REQUIRED TASK: Without the images, write out the whole listing exactly.

RECORDS SUPPLIED:
☆ ☆ ☆ ☆ ☆

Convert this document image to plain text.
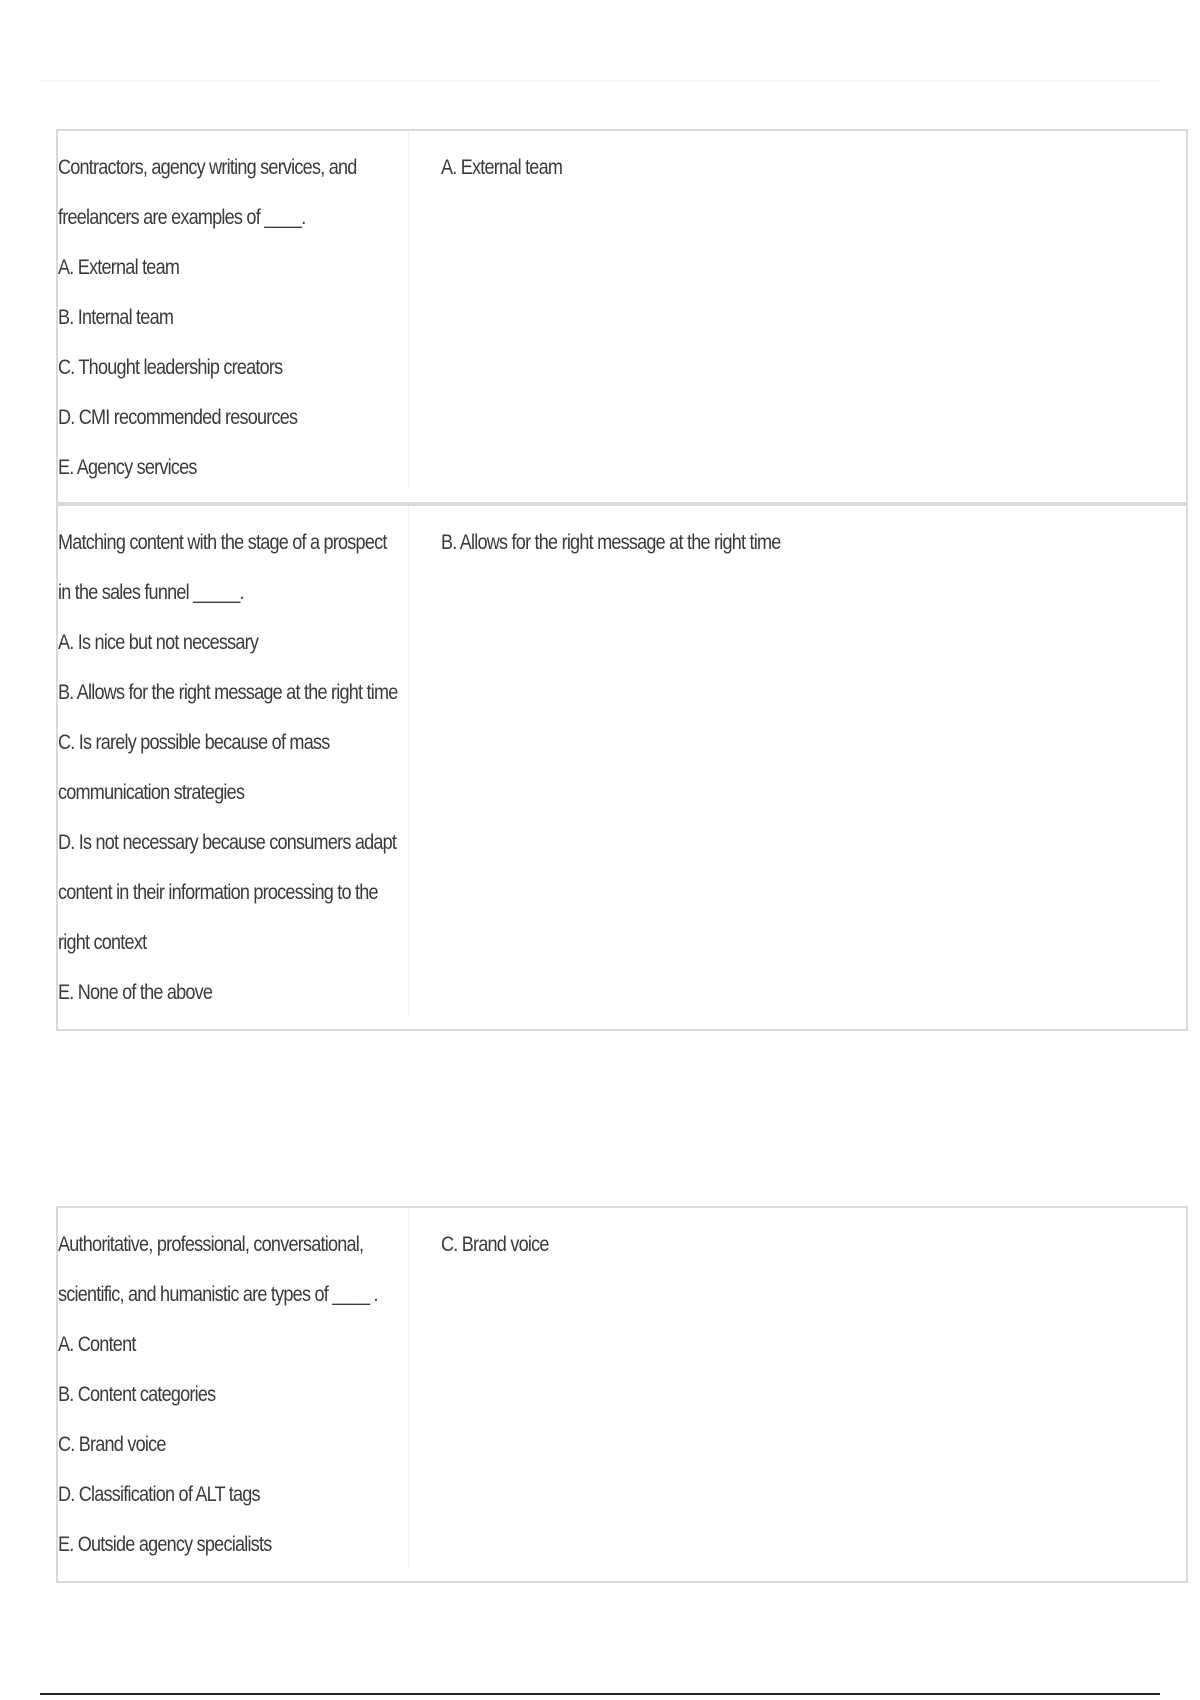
Contractors, agency writing services, and
freelancers are examples of ____.
A. External team
B. Internal team
C. Thought leadership creators
D. CMI recommended resources
E. Agency services
A. External team
Matching content with the stage of a prospect
in the sales funnel _____.
A. Is nice but not necessary
B. Allows for the right message at the right time
C. Is rarely possible because of mass
communication strategies
D. Is not necessary because consumers adapt
content in their information processing to the
right context
E. None of the above
B. Allows for the right message at the right time
Authoritative, professional, conversational,
scientific, and humanistic are types of ____ .
A. Content
B. Content categories
C. Brand voice
D. Classification of ALT tags
E. Outside agency specialists
C. Brand voice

☆ ☆ ☆ ☆ ☆

RESPONSE BELOW:
Convert this document image to plain text.
Contractors, agency writing services, and
freelancers are examples of ____.
A. External team
B. Internal team
C. Thought leadership creators
D. CMI recommended resources
E. Agency services
A. External team
Matching content with the stage of a prospect
in the sales funnel _____.
A. Is nice but not necessary
B. Allows for the right message at the right time
C. Is rarely possible because of mass
communication strategies
D. Is not necessary because consumers adapt
content in their information processing to the
right context
E. None of the above
B. Allows for the right message at the right time
Authoritative, professional, conversational,
scientific, and humanistic are types of ____ .
A. Content
B. Content categories
C. Brand voice
D. Classification of ALT tags
E. Outside agency specialists
C. Brand voice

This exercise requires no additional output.